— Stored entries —

┄┄┄┄┄┄┄┄┄┄

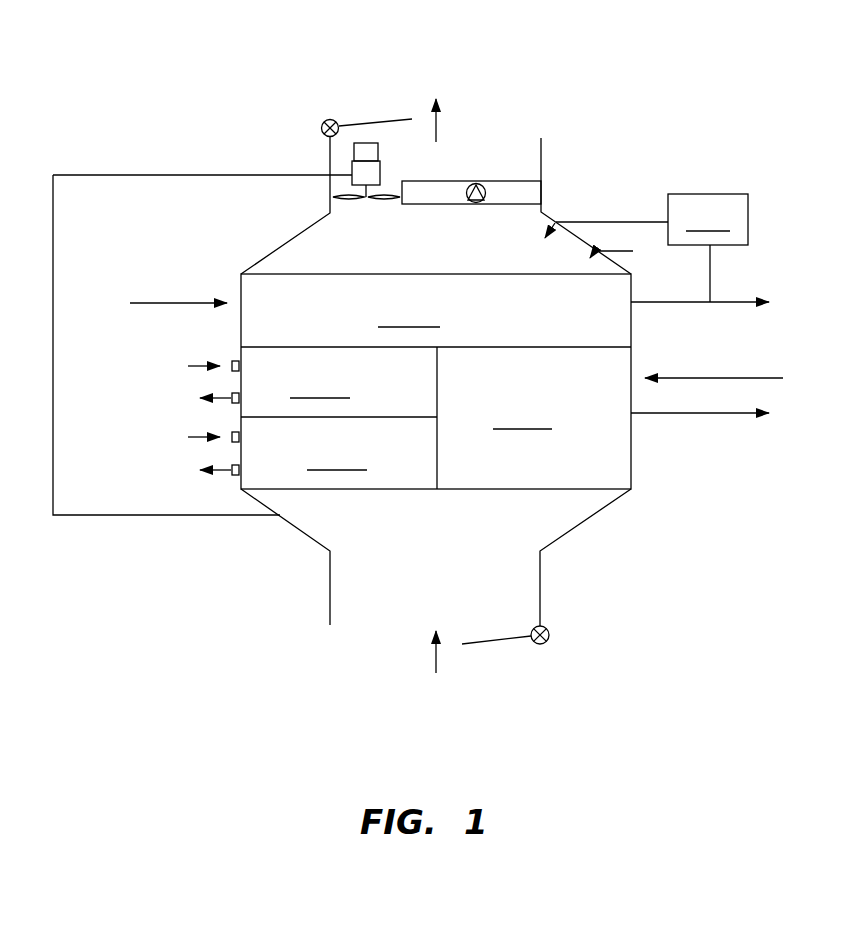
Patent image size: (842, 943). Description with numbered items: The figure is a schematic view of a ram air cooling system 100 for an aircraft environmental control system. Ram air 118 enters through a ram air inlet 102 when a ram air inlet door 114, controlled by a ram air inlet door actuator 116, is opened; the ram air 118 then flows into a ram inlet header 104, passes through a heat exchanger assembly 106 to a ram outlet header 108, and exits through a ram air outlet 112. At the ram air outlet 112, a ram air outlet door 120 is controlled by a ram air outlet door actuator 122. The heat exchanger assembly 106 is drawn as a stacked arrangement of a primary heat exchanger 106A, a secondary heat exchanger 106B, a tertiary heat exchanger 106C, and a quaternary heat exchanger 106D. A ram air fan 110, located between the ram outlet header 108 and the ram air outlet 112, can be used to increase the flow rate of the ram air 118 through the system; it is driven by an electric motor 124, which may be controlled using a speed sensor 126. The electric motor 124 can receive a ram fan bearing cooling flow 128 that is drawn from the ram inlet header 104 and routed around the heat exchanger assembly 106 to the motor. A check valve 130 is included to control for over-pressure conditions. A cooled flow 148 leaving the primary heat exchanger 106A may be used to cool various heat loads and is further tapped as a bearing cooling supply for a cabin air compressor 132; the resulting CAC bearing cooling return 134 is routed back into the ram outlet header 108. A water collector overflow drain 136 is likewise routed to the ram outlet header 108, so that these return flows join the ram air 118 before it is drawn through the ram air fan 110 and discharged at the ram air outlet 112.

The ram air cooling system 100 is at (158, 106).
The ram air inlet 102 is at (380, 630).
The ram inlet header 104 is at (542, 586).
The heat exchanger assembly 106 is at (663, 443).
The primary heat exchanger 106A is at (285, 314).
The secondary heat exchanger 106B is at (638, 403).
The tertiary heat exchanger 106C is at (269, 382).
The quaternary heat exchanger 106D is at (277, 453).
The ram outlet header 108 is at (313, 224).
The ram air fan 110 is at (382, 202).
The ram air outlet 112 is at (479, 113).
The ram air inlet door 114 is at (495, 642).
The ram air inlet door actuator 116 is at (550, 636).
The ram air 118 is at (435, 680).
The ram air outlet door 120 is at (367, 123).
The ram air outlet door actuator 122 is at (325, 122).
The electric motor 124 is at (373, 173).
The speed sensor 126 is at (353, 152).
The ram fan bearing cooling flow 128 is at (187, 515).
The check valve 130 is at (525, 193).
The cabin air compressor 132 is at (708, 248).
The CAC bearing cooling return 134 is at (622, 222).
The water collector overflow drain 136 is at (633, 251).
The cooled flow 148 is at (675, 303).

┄┄┄┄┄┄┄┄┄┄

— TO DO —
Reproduce each of the lines above word for word, omitting any picture from your output.

— RESPONSE FOR THIS EXERCISE —
Patent image size: (842, 943). Description with numbered items: The figure is a schematic view of a ram air cooling system 100 for an aircraft environmental control system. Ram air 118 enters through a ram air inlet 102 when a ram air inlet door 114, controlled by a ram air inlet door actuator 116, is opened; the ram air 118 then flows into a ram inlet header 104, passes through a heat exchanger assembly 106 to a ram outlet header 108, and exits through a ram air outlet 112. At the ram air outlet 112, a ram air outlet door 120 is controlled by a ram air outlet door actuator 122. The heat exchanger assembly 106 is drawn as a stacked arrangement of a primary heat exchanger 106A, a secondary heat exchanger 106B, a tertiary heat exchanger 106C, and a quaternary heat exchanger 106D. A ram air fan 110, located between the ram outlet header 108 and the ram air outlet 112, can be used to increase the flow rate of the ram air 118 through the system; it is driven by an electric motor 124, which may be controlled using a speed sensor 126. The electric motor 124 can receive a ram fan bearing cooling flow 128 that is drawn from the ram inlet header 104 and routed around the heat exchanger assembly 106 to the motor. A check valve 130 is included to control for over-pressure conditions. A cooled flow 148 leaving the primary heat exchanger 106A may be used to cool various heat loads and is further tapped as a bearing cooling supply for a cabin air compressor 132; the resulting CAC bearing cooling return 134 is routed back into the ram outlet header 108. A water collector overflow drain 136 is likewise routed to the ram outlet header 108, so that these return flows join the ram air 118 before it is drawn through the ram air fan 110 and discharged at the ram air outlet 112.

The ram air cooling system 100 is at (158, 106).
The ram air inlet 102 is at (380, 630).
The ram inlet header 104 is at (542, 586).
The heat exchanger assembly 106 is at (663, 443).
The primary heat exchanger 106A is at (285, 314).
The secondary heat exchanger 106B is at (638, 403).
The tertiary heat exchanger 106C is at (269, 382).
The quaternary heat exchanger 106D is at (277, 453).
The ram outlet header 108 is at (313, 224).
The ram air fan 110 is at (382, 202).
The ram air outlet 112 is at (479, 113).
The ram air inlet door 114 is at (495, 642).
The ram air inlet door actuator 116 is at (550, 636).
The ram air 118 is at (435, 680).
The ram air outlet door 120 is at (367, 123).
The ram air outlet door actuator 122 is at (325, 122).
The electric motor 124 is at (373, 173).
The speed sensor 126 is at (353, 152).
The ram fan bearing cooling flow 128 is at (187, 515).
The check valve 130 is at (525, 193).
The cabin air compressor 132 is at (708, 248).
The CAC bearing cooling return 134 is at (622, 222).
The water collector overflow drain 136 is at (633, 251).
The cooled flow 148 is at (675, 303).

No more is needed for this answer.